WHAT TO WORK ON :: List every line in this data where the string "ffffff" occurs.

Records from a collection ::
+++++

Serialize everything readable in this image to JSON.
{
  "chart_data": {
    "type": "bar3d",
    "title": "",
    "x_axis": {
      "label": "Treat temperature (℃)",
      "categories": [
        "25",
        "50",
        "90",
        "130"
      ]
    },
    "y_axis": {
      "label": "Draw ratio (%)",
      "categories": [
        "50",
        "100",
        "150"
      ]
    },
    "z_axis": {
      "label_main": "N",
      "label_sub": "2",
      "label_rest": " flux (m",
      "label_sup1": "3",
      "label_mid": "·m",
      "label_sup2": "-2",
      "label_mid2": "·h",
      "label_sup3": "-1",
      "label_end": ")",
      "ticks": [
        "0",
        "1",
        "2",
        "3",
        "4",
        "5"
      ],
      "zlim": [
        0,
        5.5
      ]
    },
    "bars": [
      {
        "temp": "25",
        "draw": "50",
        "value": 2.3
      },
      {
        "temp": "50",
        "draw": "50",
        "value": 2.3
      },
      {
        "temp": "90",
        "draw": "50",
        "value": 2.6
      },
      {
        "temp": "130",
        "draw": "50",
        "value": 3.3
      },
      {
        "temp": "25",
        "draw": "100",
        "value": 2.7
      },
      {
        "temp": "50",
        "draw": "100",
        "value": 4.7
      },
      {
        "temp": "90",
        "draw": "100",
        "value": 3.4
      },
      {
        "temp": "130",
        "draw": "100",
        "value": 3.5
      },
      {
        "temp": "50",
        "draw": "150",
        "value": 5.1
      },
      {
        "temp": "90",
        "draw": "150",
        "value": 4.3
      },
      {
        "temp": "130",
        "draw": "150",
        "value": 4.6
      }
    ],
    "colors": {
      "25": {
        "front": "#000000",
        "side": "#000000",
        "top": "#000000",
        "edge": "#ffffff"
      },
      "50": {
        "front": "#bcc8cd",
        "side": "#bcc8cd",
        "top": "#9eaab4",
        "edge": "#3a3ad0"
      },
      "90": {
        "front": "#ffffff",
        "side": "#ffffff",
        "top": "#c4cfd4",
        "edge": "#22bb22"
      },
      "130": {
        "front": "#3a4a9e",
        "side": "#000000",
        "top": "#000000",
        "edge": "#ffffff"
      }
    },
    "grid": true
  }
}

+++++

EXERCISE RESULT ::
        "edge": "#ffffff"
        "front": "#ffffff",
        "side": "#ffffff",
        "edge": "#ffffff"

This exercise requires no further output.